*Dataset records*:
----
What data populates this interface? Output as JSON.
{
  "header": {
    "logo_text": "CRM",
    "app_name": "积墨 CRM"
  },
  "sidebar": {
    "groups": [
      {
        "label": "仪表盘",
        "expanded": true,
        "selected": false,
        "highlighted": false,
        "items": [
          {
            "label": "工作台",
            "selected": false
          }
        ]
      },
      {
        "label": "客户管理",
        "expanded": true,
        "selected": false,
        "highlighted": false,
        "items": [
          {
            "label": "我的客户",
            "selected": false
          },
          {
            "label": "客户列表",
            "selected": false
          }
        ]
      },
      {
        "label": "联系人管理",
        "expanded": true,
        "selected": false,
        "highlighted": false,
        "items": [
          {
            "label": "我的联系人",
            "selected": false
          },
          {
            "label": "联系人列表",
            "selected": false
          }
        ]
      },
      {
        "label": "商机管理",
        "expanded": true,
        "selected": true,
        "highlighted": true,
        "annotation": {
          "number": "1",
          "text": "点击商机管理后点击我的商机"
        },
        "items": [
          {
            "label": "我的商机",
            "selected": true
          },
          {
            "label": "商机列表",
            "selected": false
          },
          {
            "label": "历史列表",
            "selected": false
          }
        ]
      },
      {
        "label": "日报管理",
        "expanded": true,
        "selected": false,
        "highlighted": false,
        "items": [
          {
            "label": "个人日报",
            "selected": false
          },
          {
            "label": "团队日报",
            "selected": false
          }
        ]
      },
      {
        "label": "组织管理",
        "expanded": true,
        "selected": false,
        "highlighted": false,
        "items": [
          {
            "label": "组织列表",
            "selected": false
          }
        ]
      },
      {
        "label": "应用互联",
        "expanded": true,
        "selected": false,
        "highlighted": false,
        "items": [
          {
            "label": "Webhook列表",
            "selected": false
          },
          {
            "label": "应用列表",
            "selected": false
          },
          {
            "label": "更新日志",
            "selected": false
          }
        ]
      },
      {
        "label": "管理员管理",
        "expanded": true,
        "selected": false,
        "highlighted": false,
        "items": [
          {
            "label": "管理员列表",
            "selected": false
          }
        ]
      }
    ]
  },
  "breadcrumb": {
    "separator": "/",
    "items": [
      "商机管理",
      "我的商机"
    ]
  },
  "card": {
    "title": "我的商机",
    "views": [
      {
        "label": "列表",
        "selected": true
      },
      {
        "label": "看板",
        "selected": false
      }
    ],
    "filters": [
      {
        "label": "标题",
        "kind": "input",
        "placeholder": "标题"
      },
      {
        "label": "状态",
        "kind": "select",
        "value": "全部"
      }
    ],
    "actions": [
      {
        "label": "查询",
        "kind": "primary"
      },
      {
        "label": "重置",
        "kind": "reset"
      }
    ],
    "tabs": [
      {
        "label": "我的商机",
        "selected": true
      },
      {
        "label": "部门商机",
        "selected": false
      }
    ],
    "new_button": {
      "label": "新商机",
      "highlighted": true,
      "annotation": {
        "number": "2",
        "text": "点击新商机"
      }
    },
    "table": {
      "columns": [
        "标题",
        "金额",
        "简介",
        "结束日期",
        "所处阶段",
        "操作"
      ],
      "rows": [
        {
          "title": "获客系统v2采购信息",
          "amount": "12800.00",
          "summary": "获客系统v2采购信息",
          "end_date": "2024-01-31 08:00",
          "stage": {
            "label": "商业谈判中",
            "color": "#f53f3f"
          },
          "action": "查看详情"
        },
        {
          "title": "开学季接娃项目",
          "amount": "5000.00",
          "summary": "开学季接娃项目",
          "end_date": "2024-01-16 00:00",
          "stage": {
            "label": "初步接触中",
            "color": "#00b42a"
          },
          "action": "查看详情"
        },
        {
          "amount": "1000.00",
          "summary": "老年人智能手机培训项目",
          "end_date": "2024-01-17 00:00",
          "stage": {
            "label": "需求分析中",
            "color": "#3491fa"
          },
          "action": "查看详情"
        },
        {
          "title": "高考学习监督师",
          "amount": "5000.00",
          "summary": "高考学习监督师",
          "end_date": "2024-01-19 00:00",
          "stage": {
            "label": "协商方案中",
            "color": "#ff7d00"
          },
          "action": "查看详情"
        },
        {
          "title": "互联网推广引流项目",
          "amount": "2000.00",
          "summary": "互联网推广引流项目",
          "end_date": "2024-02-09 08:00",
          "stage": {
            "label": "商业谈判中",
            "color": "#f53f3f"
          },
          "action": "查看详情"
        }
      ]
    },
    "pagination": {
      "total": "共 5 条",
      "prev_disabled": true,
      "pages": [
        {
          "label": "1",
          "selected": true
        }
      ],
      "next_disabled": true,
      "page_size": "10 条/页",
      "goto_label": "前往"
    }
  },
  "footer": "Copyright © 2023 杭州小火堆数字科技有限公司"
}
----
Go through the records above and retype each one exactly.

What data populates this interface? Output as JSON.
{
  "header": {
    "logo_text": "CRM",
    "app_name": "积墨 CRM"
  },
  "sidebar": {
    "groups": [
      {
        "label": "仪表盘",
        "expanded": true,
        "selected": false,
        "highlighted": false,
        "items": [
          {
            "label": "工作台",
            "selected": false
          }
        ]
      },
      {
        "label": "客户管理",
        "expanded": true,
        "selected": false,
        "highlighted": false,
        "items": [
          {
            "label": "我的客户",
            "selected": false
          },
          {
            "label": "客户列表",
            "selected": false
          }
        ]
      },
      {
        "label": "联系人管理",
        "expanded": true,
        "selected": false,
        "highlighted": false,
        "items": [
          {
            "label": "我的联系人",
            "selected": false
          },
          {
            "label": "联系人列表",
            "selected": false
          }
        ]
      },
      {
        "label": "商机管理",
        "expanded": true,
        "selected": true,
        "highlighted": true,
        "annotation": {
          "number": "1",
          "text": "点击商机管理后点击我的商机"
        },
        "items": [
          {
            "label": "我的商机",
            "selected": true
          },
          {
            "label": "商机列表",
            "selected": false
          },
          {
            "label": "历史列表",
            "selected": false
          }
        ]
      },
      {
        "label": "日报管理",
        "expanded": true,
        "selected": false,
        "highlighted": false,
        "items": [
          {
            "label": "个人日报",
            "selected": false
          },
          {
            "label": "团队日报",
            "selected": false
          }
        ]
      },
      {
        "label": "组织管理",
        "expanded": true,
        "selected": false,
        "highlighted": false,
        "items": [
          {
            "label": "组织列表",
            "selected": false
          }
        ]
      },
      {
        "label": "应用互联",
        "expanded": true,
        "selected": false,
        "highlighted": false,
        "items": [
          {
            "label": "Webhook列表",
            "selected": false
          },
          {
            "label": "应用列表",
            "selected": false
          },
          {
            "label": "更新日志",
            "selected": false
          }
        ]
      },
      {
        "label": "管理员管理",
        "expanded": true,
        "selected": false,
        "highlighted": false,
        "items": [
          {
            "label": "管理员列表",
            "selected": false
          }
        ]
      }
    ]
  },
  "breadcrumb": {
    "separator": "/",
    "items": [
      "商机管理",
      "我的商机"
    ]
  },
  "card": {
    "title": "我的商机",
    "views": [
      {
        "label": "列表",
        "selected": true
      },
      {
        "label": "看板",
        "selected": false
      }
    ],
    "filters": [
      {
        "label": "标题",
        "kind": "input",
        "placeholder": "标题"
      },
      {
        "label": "状态",
        "kind": "select",
        "value": "全部"
      }
    ],
    "actions": [
      {
        "label": "查询",
        "kind": "primary"
      },
      {
        "label": "重置",
        "kind": "reset"
      }
    ],
    "tabs": [
      {
        "label": "我的商机",
        "selected": true
      },
      {
        "label": "部门商机",
        "selected": false
      }
    ],
    "new_button": {
      "label": "新商机",
      "highlighted": true,
      "annotation": {
        "number": "2",
        "text": "点击新商机"
      }
    },
    "table": {
      "columns": [
        "标题",
        "金额",
        "简介",
        "结束日期",
        "所处阶段",
        "操作"
      ],
      "rows": [
        {
          "title": "获客系统v2采购信息",
          "amount": "12800.00",
          "summary": "获客系统v2采购信息",
          "end_date": "2024-01-31 08:00",
          "stage": {
            "label": "商业谈判中",
            "color": "#f53f3f"
          },
          "action": "查看详情"
        },
        {
          "title": "开学季接娃项目",
          "amount": "5000.00",
          "summary": "开学季接娃项目",
          "end_date": "2024-01-16 00:00",
          "stage": {
            "label": "初步接触中",
            "color": "#00b42a"
          },
          "action": "查看详情"
        },
        {
          "amount": "1000.00",
          "summary": "老年人智能手机培训项目",
          "end_date": "2024-01-17 00:00",
          "stage": {
            "label": "需求分析中",
            "color": "#3491fa"
          },
          "action": "查看详情"
        },
        {
          "title": "高考学习监督师",
          "amount": "5000.00",
          "summary": "高考学习监督师",
          "end_date": "2024-01-19 00:00",
          "stage": {
            "label": "协商方案中",
            "color": "#ff7d00"
          },
          "action": "查看详情"
        },
        {
          "title": "互联网推广引流项目",
          "amount": "2000.00",
          "summary": "互联网推广引流项目",
          "end_date": "2024-02-09 08:00",
          "stage": {
            "label": "商业谈判中",
            "color": "#f53f3f"
          },
          "action": "查看详情"
        }
      ]
    },
    "pagination": {
      "total": "共 5 条",
      "prev_disabled": true,
      "pages": [
        {
          "label": "1",
          "selected": true
        }
      ],
      "next_disabled": true,
      "page_size": "10 条/页",
      "goto_label": "前往"
    }
  },
  "footer": "Copyright © 2023 杭州小火堆数字科技有限公司"
}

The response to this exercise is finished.